— Begin —

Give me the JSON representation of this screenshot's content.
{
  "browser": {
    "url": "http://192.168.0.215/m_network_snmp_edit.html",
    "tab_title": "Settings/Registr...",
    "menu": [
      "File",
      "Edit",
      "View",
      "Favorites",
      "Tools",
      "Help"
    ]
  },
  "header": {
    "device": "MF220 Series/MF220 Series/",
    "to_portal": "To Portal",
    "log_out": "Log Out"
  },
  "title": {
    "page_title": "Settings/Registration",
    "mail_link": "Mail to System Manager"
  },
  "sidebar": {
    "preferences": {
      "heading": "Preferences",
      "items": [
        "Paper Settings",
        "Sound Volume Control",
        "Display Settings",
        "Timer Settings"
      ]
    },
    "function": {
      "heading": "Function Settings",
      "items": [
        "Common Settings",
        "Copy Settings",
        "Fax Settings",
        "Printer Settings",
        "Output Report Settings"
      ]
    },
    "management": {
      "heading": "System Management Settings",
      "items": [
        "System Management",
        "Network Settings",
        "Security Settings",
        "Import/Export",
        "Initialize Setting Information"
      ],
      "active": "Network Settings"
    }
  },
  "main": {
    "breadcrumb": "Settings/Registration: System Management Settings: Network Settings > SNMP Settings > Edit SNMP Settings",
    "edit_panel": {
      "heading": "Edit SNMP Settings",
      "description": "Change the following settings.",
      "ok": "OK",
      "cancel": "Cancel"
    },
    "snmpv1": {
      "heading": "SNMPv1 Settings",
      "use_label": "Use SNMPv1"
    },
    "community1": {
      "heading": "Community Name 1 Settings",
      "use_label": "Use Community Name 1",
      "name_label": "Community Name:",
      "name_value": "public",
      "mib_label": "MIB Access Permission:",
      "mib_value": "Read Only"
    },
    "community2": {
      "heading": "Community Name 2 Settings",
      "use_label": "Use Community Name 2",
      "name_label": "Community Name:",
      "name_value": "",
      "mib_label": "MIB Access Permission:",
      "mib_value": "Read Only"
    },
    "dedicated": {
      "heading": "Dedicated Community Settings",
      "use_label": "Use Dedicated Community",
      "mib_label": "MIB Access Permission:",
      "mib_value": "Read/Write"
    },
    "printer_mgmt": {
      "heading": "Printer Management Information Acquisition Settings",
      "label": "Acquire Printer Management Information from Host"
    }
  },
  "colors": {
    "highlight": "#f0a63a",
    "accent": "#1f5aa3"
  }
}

— End —

EXERCISE DETAILS:
Copy every record above exactly as it appears.

SOLUTION:
Give me the JSON representation of this screenshot's content.
{
  "browser": {
    "url": "http://192.168.0.215/m_network_snmp_edit.html",
    "tab_title": "Settings/Registr...",
    "menu": [
      "File",
      "Edit",
      "View",
      "Favorites",
      "Tools",
      "Help"
    ]
  },
  "header": {
    "device": "MF220 Series/MF220 Series/",
    "to_portal": "To Portal",
    "log_out": "Log Out"
  },
  "title": {
    "page_title": "Settings/Registration",
    "mail_link": "Mail to System Manager"
  },
  "sidebar": {
    "preferences": {
      "heading": "Preferences",
      "items": [
        "Paper Settings",
        "Sound Volume Control",
        "Display Settings",
        "Timer Settings"
      ]
    },
    "function": {
      "heading": "Function Settings",
      "items": [
        "Common Settings",
        "Copy Settings",
        "Fax Settings",
        "Printer Settings",
        "Output Report Settings"
      ]
    },
    "management": {
      "heading": "System Management Settings",
      "items": [
        "System Management",
        "Network Settings",
        "Security Settings",
        "Import/Export",
        "Initialize Setting Information"
      ],
      "active": "Network Settings"
    }
  },
  "main": {
    "breadcrumb": "Settings/Registration: System Management Settings: Network Settings > SNMP Settings > Edit SNMP Settings",
    "edit_panel": {
      "heading": "Edit SNMP Settings",
      "description": "Change the following settings.",
      "ok": "OK",
      "cancel": "Cancel"
    },
    "snmpv1": {
      "heading": "SNMPv1 Settings",
      "use_label": "Use SNMPv1"
    },
    "community1": {
      "heading": "Community Name 1 Settings",
      "use_label": "Use Community Name 1",
      "name_label": "Community Name:",
      "name_value": "public",
      "mib_label": "MIB Access Permission:",
      "mib_value": "Read Only"
    },
    "community2": {
      "heading": "Community Name 2 Settings",
      "use_label": "Use Community Name 2",
      "name_label": "Community Name:",
      "name_value": "",
      "mib_label": "MIB Access Permission:",
      "mib_value": "Read Only"
    },
    "dedicated": {
      "heading": "Dedicated Community Settings",
      "use_label": "Use Dedicated Community",
      "mib_label": "MIB Access Permission:",
      "mib_value": "Read/Write"
    },
    "printer_mgmt": {
      "heading": "Printer Management Information Acquisition Settings",
      "label": "Acquire Printer Management Information from Host"
    }
  },
  "colors": {
    "highlight": "#f0a63a",
    "accent": "#1f5aa3"
  }
}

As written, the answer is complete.